[Data entries for graphics]
▼▼▼

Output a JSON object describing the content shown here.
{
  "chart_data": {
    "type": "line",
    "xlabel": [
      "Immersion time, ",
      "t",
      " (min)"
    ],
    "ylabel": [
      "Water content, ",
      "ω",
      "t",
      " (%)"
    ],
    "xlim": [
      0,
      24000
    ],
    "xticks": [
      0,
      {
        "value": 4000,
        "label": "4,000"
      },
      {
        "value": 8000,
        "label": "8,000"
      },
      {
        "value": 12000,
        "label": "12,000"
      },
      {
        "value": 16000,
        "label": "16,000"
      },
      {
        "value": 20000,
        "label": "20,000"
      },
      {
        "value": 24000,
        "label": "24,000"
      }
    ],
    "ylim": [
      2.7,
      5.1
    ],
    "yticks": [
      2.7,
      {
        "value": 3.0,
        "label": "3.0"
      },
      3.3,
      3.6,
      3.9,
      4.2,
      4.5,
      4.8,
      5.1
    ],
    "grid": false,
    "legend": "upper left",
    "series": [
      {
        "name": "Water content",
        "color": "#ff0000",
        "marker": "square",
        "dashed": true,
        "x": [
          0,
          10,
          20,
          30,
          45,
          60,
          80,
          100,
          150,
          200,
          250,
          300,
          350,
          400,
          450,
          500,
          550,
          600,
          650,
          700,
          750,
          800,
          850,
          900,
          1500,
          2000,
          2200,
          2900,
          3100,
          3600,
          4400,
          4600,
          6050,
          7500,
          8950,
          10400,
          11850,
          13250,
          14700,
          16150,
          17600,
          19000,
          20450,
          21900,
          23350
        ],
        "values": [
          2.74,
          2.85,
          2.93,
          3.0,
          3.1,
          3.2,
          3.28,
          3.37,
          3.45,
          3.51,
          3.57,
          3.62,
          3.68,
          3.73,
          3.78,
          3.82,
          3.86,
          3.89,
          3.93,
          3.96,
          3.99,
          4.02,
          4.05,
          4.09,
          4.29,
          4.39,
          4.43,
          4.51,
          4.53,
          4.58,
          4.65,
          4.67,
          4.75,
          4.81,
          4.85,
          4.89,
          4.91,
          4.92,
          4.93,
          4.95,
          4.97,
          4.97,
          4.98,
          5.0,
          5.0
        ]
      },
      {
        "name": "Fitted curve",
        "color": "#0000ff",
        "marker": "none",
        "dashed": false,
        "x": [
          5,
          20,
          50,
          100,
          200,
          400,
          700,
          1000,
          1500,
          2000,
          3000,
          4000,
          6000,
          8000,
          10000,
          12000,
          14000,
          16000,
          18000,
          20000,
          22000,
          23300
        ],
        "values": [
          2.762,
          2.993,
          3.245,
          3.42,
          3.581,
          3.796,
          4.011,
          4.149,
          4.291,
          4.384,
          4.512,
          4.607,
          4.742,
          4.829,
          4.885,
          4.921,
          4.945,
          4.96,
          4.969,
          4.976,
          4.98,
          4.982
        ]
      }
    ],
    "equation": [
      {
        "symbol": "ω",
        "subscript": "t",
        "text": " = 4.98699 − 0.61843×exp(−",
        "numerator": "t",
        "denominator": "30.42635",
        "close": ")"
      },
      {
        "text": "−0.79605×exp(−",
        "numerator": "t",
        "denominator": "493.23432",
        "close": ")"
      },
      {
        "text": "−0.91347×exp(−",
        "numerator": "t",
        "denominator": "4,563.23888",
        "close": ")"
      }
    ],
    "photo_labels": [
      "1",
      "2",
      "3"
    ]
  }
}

▲▲▲

From the entries, report each line that includes the word "name".

        "name": "Water content",
        "name": "Fitted curve",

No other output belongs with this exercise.